**Problem to work on:**
Select and copy out every line in the records containing "schoology".

:: Supplied records

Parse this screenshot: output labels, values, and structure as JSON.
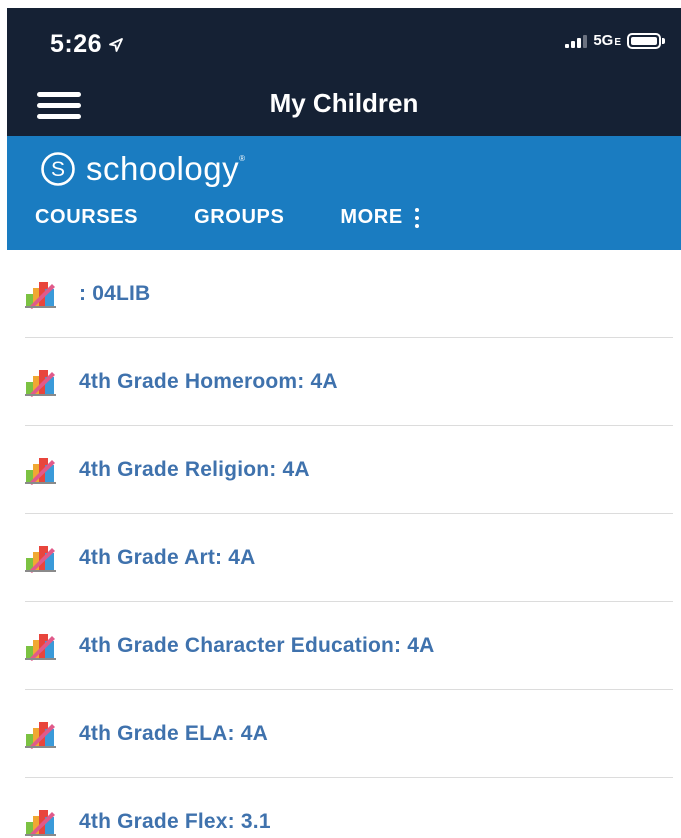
{
  "status_bar": {
    "time": "5:26",
    "network_main": "5G",
    "network_suffix": "E"
  },
  "header": {
    "title": "My Children"
  },
  "brand": {
    "name": "schoology",
    "trademark": "®"
  },
  "nav": {
    "courses": "COURSES",
    "groups": "GROUPS",
    "more": "MORE"
  },
  "courses": [
    {
      "label": ": 04LIB"
    },
    {
      "label": "4th Grade Homeroom: 4A"
    },
    {
      "label": "4th Grade Religion: 4A"
    },
    {
      "label": "4th Grade Art: 4A"
    },
    {
      "label": "4th Grade Character Education: 4A"
    },
    {
      "label": "4th Grade ELA: 4A"
    },
    {
      "label": "4th Grade Flex: 3.1"
    }
  ],
  "icons": {
    "location": "location-arrow-icon",
    "signal": "cellular-signal-icon",
    "battery": "battery-icon",
    "menu": "hamburger-menu-icon",
    "logo": "schoology-s-icon",
    "more": "kebab-vertical-icon",
    "course": "course-materials-icon"
  },
  "colors": {
    "topbar": "#152134",
    "brandbar": "#1a7cc1",
    "course_link": "#3f72ad"
  }
}
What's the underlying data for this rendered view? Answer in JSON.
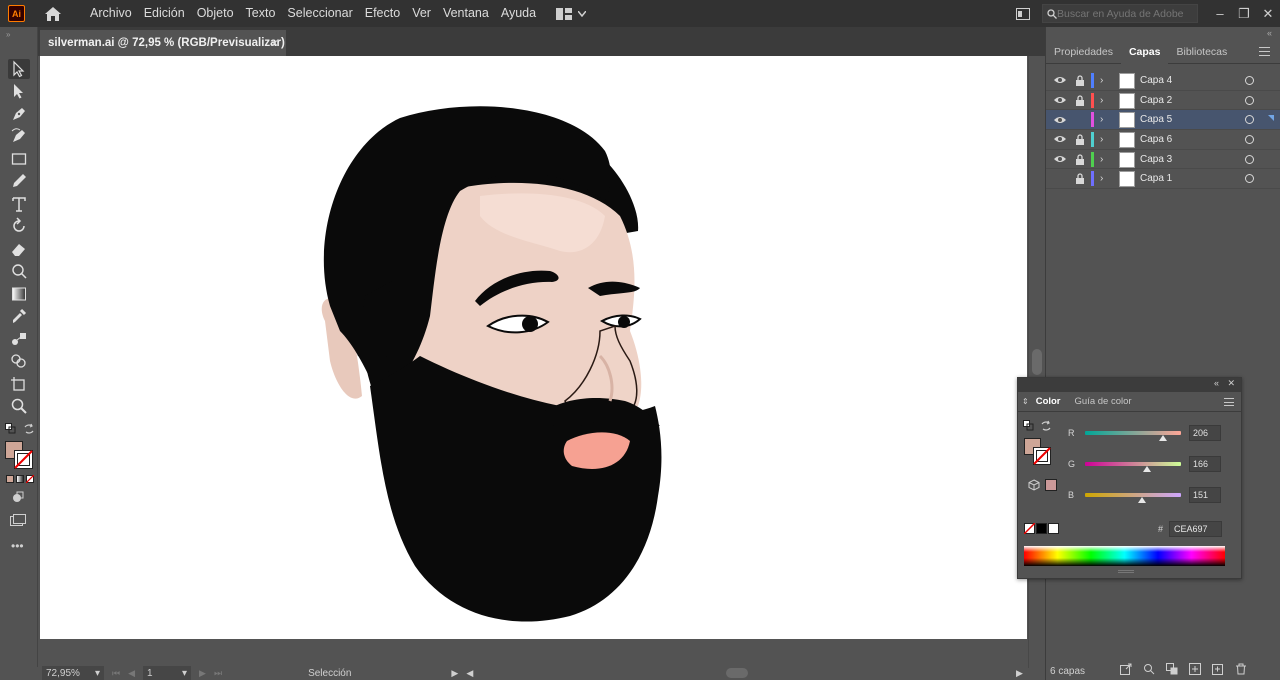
{
  "app": {
    "logo_text": "Ai",
    "menu": [
      "Archivo",
      "Edición",
      "Objeto",
      "Texto",
      "Seleccionar",
      "Efecto",
      "Ver",
      "Ventana",
      "Ayuda"
    ],
    "search_placeholder": "Buscar en Ayuda de Adobe"
  },
  "document_tab": {
    "title": "silverman.ai @ 72,95 % (RGB/Previsualizar)",
    "close": "×"
  },
  "tools": [
    "selection-tool",
    "direct-selection-tool",
    "pen-tool",
    "curvature-tool",
    "rectangle-tool",
    "pencil-tool",
    "type-tool",
    "rotate-tool",
    "eraser-tool",
    "scale-tool",
    "gradient-tool",
    "eyedropper-tool",
    "blend-tool",
    "shape-builder-tool",
    "artboard-tool",
    "zoom-tool"
  ],
  "status": {
    "zoom": "72,95%",
    "page": "1",
    "mode": "Selección"
  },
  "right_panel": {
    "tabs": [
      "Propiedades",
      "Capas",
      "Bibliotecas"
    ],
    "active_tab": "Capas",
    "layers": [
      {
        "name": "Capa 4",
        "visible": true,
        "locked": true,
        "color": "#4f7fff",
        "selected": false
      },
      {
        "name": "Capa 2",
        "visible": true,
        "locked": true,
        "color": "#ff4f4f",
        "selected": false
      },
      {
        "name": "Capa 5",
        "visible": true,
        "locked": false,
        "color": "#e050e0",
        "selected": true
      },
      {
        "name": "Capa 6",
        "visible": true,
        "locked": true,
        "color": "#4fd0d0",
        "selected": false
      },
      {
        "name": "Capa 3",
        "visible": true,
        "locked": true,
        "color": "#4fcf4f",
        "selected": false
      },
      {
        "name": "Capa 1",
        "visible": false,
        "locked": true,
        "color": "#6f6fff",
        "selected": false
      }
    ],
    "layer_count": "6 capas"
  },
  "color_panel": {
    "tabs": [
      "Color",
      "Guía de color"
    ],
    "active_tab": "Color",
    "R": "206",
    "G": "166",
    "B": "151",
    "R_value": 206,
    "G_value": 166,
    "B_value": 151,
    "hex_label": "#",
    "hex": "CEA697",
    "fill_color": "#CEA697"
  }
}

::::

**Solution:**
    "name": "schoology",
    "logo": "schoology-s-icon",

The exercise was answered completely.